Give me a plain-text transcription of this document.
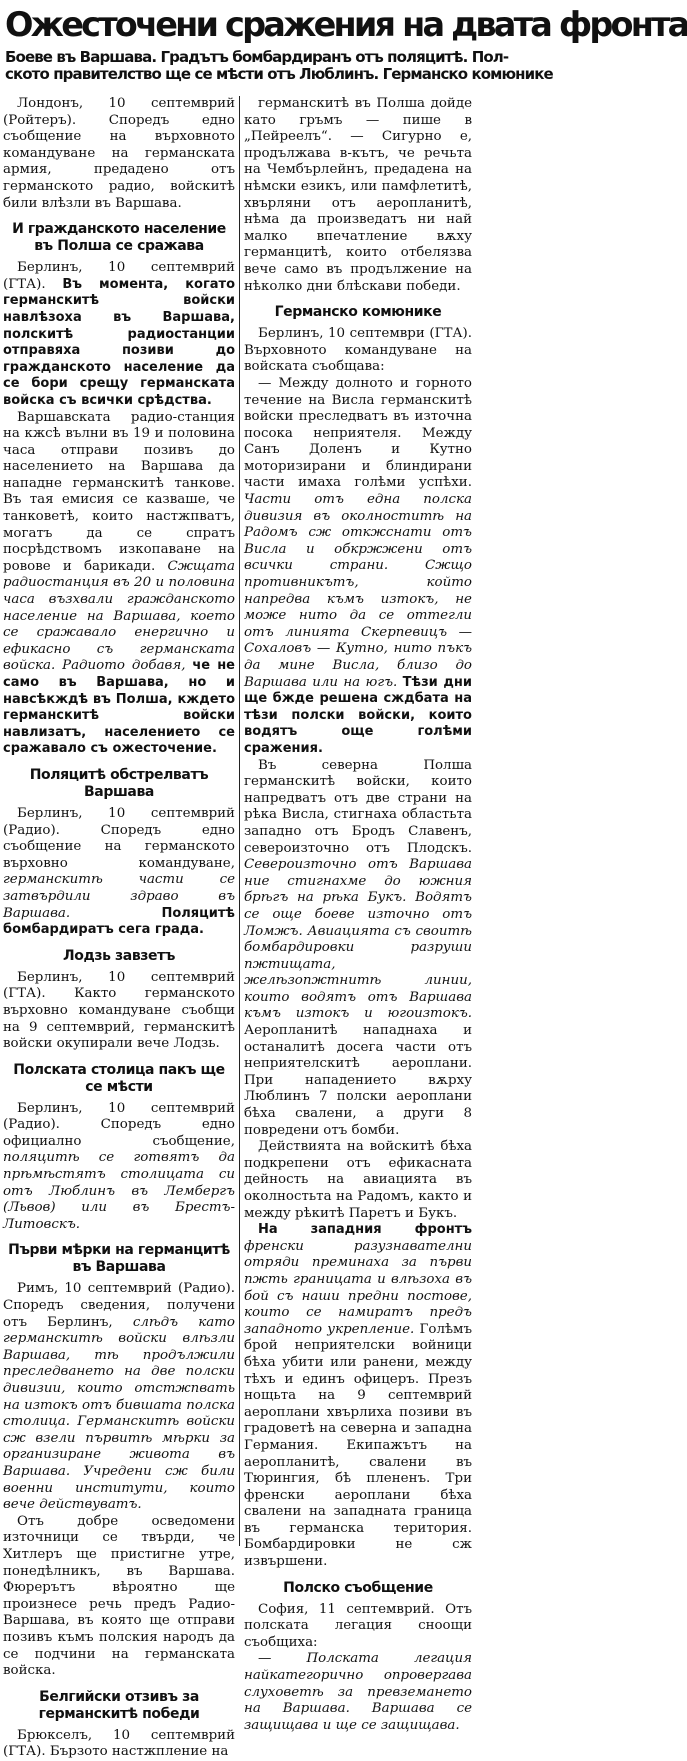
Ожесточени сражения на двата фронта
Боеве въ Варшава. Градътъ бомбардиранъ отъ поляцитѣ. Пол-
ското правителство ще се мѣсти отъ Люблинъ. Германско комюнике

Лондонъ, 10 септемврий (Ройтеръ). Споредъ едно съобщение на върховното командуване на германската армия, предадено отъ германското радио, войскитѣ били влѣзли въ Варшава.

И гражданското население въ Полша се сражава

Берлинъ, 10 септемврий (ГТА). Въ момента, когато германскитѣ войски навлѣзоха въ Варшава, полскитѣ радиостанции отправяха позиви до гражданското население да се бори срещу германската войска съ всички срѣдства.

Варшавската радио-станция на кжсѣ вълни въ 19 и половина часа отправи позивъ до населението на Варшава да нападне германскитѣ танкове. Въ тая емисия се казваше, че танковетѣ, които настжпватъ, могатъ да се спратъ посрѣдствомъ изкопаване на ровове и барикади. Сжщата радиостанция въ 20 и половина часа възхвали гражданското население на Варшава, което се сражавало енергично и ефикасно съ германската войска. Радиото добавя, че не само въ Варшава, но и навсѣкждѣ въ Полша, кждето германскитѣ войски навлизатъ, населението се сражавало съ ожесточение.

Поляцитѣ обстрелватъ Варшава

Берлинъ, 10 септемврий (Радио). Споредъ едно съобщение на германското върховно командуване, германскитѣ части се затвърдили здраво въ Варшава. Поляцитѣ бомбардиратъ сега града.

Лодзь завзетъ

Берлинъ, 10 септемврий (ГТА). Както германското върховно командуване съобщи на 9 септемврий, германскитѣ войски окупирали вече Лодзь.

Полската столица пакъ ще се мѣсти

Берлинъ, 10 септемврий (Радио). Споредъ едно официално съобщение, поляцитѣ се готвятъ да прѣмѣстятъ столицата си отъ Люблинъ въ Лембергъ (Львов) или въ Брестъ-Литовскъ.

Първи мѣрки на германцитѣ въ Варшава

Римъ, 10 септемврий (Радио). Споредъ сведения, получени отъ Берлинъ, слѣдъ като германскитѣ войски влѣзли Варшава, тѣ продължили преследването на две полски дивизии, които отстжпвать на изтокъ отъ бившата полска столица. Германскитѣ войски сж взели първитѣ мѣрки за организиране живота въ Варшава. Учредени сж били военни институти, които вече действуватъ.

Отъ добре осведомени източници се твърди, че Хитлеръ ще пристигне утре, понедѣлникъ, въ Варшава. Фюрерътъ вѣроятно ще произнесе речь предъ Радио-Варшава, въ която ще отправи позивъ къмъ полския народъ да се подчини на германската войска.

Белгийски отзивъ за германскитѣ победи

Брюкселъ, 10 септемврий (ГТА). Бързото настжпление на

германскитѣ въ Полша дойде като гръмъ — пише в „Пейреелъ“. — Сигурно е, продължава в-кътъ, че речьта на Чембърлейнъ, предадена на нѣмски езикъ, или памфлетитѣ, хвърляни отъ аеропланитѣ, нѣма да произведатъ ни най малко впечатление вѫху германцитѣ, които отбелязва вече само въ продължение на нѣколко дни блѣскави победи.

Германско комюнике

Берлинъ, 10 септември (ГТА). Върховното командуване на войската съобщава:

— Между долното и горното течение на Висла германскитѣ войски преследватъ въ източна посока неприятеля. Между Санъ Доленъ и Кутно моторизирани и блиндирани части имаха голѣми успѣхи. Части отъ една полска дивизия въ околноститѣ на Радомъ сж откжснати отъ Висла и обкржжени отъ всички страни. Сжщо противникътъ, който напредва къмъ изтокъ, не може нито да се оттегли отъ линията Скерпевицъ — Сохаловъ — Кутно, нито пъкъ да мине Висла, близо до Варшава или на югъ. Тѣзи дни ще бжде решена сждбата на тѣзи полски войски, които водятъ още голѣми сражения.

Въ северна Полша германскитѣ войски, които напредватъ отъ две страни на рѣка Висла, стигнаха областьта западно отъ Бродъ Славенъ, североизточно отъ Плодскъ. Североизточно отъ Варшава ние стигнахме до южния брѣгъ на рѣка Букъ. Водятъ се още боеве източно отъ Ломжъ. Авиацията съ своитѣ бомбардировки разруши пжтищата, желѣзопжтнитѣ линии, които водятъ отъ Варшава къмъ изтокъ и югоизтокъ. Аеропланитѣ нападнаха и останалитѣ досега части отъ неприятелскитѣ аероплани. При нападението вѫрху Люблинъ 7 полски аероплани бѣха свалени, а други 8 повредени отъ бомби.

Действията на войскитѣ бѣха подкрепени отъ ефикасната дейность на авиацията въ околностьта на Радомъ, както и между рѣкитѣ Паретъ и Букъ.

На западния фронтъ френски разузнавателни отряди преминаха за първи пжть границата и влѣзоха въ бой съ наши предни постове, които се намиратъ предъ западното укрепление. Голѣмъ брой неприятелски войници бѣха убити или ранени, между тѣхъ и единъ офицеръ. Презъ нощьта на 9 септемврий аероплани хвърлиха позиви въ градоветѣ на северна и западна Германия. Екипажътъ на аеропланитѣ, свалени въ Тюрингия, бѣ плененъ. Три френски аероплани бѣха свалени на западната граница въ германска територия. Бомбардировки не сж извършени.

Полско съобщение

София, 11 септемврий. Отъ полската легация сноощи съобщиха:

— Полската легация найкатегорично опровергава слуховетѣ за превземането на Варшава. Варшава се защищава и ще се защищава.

Set task
The data above should be repeated exactly, minus any pictures.

Task result
Give me a plain-text transcription of this document.
Ожесточени сражения на двата фронта
Боеве въ Варшава. Градътъ бомбардиранъ отъ поляцитѣ. Пол-
ското правителство ще се мѣсти отъ Люблинъ. Германско комюнике

Лондонъ, 10 септемврий (Ройтеръ). Споредъ едно съобщение на върховното командуване на германската армия, предадено отъ германското радио, войскитѣ били влѣзли въ Варшава.

И гражданското население въ Полша се сражава

Берлинъ, 10 септемврий (ГТА). Въ момента, когато германскитѣ войски навлѣзоха въ Варшава, полскитѣ радиостанции отправяха позиви до гражданското население да се бори срещу германската войска съ всички срѣдства.

Варшавската радио-станция на кжсѣ вълни въ 19 и половина часа отправи позивъ до населението на Варшава да нападне германскитѣ танкове. Въ тая емисия се казваше, че танковетѣ, които настжпватъ, могатъ да се спратъ посрѣдствомъ изкопаване на ровове и барикади. Сжщата радиостанция въ 20 и половина часа възхвали гражданското население на Варшава, което се сражавало енергично и ефикасно съ германската войска. Радиото добавя, че не само въ Варшава, но и навсѣкждѣ въ Полша, кждето германскитѣ войски навлизатъ, населението се сражавало съ ожесточение.

Поляцитѣ обстрелватъ Варшава

Берлинъ, 10 септемврий (Радио). Споредъ едно съобщение на германското върховно командуване, германскитѣ части се затвърдили здраво въ Варшава. Поляцитѣ бомбардиратъ сега града.

Лодзь завзетъ

Берлинъ, 10 септемврий (ГТА). Както германското върховно командуване съобщи на 9 септемврий, германскитѣ войски окупирали вече Лодзь.

Полската столица пакъ ще се мѣсти

Берлинъ, 10 септемврий (Радио). Споредъ едно официално съобщение, поляцитѣ се готвятъ да прѣмѣстятъ столицата си отъ Люблинъ въ Лембергъ (Львов) или въ Брестъ-Литовскъ.

Първи мѣрки на германцитѣ въ Варшава

Римъ, 10 септемврий (Радио). Споредъ сведения, получени отъ Берлинъ, слѣдъ като германскитѣ войски влѣзли Варшава, тѣ продължили преследването на две полски дивизии, които отстжпвать на изтокъ отъ бившата полска столица. Германскитѣ войски сж взели първитѣ мѣрки за организиране живота въ Варшава. Учредени сж били военни институти, които вече действуватъ.

Отъ добре осведомени източници се твърди, че Хитлеръ ще пристигне утре, понедѣлникъ, въ Варшава. Фюрерътъ вѣроятно ще произнесе речь предъ Радио-Варшава, въ която ще отправи позивъ къмъ полския народъ да се подчини на германската войска.

Белгийски отзивъ за германскитѣ победи

Брюкселъ, 10 септемврий (ГТА). Бързото настжпление на

германскитѣ въ Полша дойде като гръмъ — пише в „Пейреелъ“. — Сигурно е, продължава в-кътъ, че речьта на Чембърлейнъ, предадена на нѣмски езикъ, или памфлетитѣ, хвърляни отъ аеропланитѣ, нѣма да произведатъ ни най малко впечатление вѫху германцитѣ, които отбелязва вече само въ продължение на нѣколко дни блѣскави победи.

Германско комюнике

Берлинъ, 10 септември (ГТА). Върховното командуване на войската съобщава:

— Между долното и горното течение на Висла германскитѣ войски преследватъ въ източна посока неприятеля. Между Санъ Доленъ и Кутно моторизирани и блиндирани части имаха голѣми успѣхи. Части отъ една полска дивизия въ околноститѣ на Радомъ сж откжснати отъ Висла и обкржжени отъ всички страни. Сжщо противникътъ, който напредва къмъ изтокъ, не може нито да се оттегли отъ линията Скерпевицъ — Сохаловъ — Кутно, нито пъкъ да мине Висла, близо до Варшава или на югъ. Тѣзи дни ще бжде решена сждбата на тѣзи полски войски, които водятъ още голѣми сражения.

Въ северна Полша германскитѣ войски, които напредватъ отъ две страни на рѣка Висла, стигнаха областьта западно отъ Бродъ Славенъ, североизточно отъ Плодскъ. Североизточно отъ Варшава ние стигнахме до южния брѣгъ на рѣка Букъ. Водятъ се още боеве източно отъ Ломжъ. Авиацията съ своитѣ бомбардировки разруши пжтищата, желѣзопжтнитѣ линии, които водятъ отъ Варшава къмъ изтокъ и югоизтокъ. Аеропланитѣ нападнаха и останалитѣ досега части отъ неприятелскитѣ аероплани. При нападението вѫрху Люблинъ 7 полски аероплани бѣха свалени, а други 8 повредени отъ бомби.

Действията на войскитѣ бѣха подкрепени отъ ефикасната дейность на авиацията въ околностьта на Радомъ, както и между рѣкитѣ Паретъ и Букъ.

На западния фронтъ френски разузнавателни отряди преминаха за първи пжть границата и влѣзоха въ бой съ наши предни постове, които се намиратъ предъ западното укрепление. Голѣмъ брой неприятелски войници бѣха убити или ранени, между тѣхъ и единъ офицеръ. Презъ нощьта на 9 септемврий аероплани хвърлиха позиви въ градоветѣ на северна и западна Германия. Екипажътъ на аеропланитѣ, свалени въ Тюрингия, бѣ плененъ. Три френски аероплани бѣха свалени на западната граница въ германска територия. Бомбардировки не сж извършени.

Полско съобщение

София, 11 септемврий. Отъ полската легация сноощи съобщиха:

— Полската легация найкатегорично опровергава слуховетѣ за превземането на Варшава. Варшава се защищава и ще се защищава.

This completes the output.